Exercise aim: All lines in which the word "current" occurs are to be extracted.

───── Provided information ─────

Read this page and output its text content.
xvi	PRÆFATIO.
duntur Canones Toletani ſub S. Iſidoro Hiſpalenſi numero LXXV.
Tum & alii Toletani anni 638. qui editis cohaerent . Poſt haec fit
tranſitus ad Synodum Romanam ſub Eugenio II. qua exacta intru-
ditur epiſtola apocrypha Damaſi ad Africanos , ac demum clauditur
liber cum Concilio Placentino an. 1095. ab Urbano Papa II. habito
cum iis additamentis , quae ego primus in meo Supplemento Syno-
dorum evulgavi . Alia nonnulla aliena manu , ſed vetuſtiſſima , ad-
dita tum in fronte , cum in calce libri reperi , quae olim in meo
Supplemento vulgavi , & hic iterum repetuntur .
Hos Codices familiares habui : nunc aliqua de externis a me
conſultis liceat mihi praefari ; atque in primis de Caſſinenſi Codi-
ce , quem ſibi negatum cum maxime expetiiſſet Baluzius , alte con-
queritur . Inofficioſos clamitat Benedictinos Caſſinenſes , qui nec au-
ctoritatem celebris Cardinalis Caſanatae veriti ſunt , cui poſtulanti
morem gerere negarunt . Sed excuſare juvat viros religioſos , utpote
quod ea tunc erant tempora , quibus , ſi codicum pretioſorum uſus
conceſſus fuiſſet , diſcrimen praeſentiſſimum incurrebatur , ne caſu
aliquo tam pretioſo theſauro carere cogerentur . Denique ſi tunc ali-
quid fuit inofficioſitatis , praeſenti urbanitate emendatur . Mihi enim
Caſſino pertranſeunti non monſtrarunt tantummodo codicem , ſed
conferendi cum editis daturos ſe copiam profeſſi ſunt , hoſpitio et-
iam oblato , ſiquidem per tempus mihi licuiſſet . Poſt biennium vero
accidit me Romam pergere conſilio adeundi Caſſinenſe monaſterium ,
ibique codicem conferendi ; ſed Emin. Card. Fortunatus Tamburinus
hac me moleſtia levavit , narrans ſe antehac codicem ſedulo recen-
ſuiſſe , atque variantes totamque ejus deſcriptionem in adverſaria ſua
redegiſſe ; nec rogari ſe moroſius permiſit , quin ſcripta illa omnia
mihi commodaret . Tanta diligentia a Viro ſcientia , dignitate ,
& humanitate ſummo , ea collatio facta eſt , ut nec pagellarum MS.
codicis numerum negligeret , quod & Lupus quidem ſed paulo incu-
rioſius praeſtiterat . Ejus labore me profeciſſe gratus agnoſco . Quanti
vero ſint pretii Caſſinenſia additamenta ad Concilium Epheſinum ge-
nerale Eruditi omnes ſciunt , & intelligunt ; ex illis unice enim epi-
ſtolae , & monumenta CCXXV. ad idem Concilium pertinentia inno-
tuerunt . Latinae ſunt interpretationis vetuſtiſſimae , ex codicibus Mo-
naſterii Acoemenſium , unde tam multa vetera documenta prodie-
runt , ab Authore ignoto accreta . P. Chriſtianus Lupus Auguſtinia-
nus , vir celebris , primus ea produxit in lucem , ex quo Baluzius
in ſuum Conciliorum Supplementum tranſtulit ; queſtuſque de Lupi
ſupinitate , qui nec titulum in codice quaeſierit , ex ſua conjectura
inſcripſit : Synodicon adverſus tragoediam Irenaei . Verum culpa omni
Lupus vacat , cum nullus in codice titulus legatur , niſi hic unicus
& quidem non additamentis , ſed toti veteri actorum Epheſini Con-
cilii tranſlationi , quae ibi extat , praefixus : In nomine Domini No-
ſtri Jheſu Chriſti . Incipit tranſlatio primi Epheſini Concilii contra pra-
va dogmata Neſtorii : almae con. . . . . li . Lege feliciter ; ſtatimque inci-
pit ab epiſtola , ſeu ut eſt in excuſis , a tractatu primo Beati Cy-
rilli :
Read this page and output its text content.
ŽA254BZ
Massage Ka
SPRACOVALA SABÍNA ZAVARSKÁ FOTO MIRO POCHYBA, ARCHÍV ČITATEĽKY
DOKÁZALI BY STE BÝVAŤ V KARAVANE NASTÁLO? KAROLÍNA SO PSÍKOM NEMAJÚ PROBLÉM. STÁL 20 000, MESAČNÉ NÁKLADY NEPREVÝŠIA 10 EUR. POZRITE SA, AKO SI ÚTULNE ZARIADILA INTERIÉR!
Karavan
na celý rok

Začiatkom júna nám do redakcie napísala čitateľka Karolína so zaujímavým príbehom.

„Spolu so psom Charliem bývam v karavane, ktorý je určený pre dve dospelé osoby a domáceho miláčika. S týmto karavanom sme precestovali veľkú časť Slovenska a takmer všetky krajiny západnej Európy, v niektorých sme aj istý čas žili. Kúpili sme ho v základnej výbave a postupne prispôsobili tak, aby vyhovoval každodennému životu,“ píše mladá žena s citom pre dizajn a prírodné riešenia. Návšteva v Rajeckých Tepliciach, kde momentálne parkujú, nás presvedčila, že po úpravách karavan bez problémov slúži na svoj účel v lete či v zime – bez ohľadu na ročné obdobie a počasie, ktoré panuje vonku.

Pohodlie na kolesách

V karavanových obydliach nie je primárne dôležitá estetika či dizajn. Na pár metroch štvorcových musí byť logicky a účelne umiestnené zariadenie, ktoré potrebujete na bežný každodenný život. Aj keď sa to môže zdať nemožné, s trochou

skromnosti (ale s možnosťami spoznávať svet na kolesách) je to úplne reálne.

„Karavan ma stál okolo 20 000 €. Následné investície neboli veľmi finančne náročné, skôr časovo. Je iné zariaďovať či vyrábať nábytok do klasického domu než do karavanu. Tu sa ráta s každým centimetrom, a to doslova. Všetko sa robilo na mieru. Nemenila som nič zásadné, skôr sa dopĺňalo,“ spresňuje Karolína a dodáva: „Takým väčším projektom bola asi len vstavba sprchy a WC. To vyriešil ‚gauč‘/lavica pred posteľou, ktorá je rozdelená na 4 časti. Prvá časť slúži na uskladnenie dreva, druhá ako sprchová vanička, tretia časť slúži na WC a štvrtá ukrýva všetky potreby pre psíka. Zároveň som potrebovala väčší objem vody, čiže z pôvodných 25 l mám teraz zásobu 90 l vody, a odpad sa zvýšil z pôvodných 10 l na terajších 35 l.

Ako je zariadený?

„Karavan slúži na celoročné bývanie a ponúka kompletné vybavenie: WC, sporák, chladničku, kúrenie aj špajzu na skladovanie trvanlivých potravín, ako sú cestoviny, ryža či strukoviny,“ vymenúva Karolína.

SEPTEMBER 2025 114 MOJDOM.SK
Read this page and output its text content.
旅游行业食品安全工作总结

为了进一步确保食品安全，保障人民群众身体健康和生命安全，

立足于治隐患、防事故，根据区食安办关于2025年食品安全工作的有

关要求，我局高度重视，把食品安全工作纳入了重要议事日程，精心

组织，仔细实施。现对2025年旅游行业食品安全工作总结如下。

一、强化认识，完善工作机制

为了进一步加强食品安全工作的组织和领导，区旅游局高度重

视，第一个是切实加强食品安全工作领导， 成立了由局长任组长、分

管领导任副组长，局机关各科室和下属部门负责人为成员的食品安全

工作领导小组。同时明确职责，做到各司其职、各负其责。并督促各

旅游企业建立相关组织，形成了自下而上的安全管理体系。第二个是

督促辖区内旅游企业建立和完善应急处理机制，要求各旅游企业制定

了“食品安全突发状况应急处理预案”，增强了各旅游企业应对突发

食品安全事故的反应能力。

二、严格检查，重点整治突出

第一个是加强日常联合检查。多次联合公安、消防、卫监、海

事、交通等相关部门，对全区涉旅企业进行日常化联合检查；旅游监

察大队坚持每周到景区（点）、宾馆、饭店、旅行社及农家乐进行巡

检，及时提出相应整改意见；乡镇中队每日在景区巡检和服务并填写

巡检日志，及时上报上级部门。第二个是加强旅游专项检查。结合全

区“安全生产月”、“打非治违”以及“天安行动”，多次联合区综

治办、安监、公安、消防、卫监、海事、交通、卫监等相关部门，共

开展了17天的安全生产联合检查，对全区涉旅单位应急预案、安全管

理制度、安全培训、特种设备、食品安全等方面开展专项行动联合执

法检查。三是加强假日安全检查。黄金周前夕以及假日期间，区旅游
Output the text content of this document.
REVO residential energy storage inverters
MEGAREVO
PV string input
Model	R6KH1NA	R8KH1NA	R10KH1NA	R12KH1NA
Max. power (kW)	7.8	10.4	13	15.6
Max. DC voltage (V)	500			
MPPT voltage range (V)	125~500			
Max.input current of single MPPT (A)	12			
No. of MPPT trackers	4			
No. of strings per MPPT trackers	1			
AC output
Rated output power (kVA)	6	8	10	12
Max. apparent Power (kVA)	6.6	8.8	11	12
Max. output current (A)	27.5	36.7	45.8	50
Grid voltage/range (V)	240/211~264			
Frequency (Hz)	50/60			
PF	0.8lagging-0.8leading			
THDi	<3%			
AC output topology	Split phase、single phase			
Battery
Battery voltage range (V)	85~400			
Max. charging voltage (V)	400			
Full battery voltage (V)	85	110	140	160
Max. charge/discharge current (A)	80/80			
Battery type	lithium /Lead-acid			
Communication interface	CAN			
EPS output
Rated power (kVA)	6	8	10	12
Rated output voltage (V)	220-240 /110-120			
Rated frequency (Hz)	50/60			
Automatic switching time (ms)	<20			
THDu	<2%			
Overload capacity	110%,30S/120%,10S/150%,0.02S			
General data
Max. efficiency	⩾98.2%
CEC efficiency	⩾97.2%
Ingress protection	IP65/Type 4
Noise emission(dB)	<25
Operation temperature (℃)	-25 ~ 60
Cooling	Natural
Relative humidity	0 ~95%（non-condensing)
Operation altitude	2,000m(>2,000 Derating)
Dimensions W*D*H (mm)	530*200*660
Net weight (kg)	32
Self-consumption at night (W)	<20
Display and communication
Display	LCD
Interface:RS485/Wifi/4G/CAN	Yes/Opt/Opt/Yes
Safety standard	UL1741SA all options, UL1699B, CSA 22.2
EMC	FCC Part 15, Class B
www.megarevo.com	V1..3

─────

Worked answer:
Max.input current of single MPPT (A)	12			
Max. output current (A)	27.5	36.7	45.8	50
Max. charge/discharge current (A)	80/80			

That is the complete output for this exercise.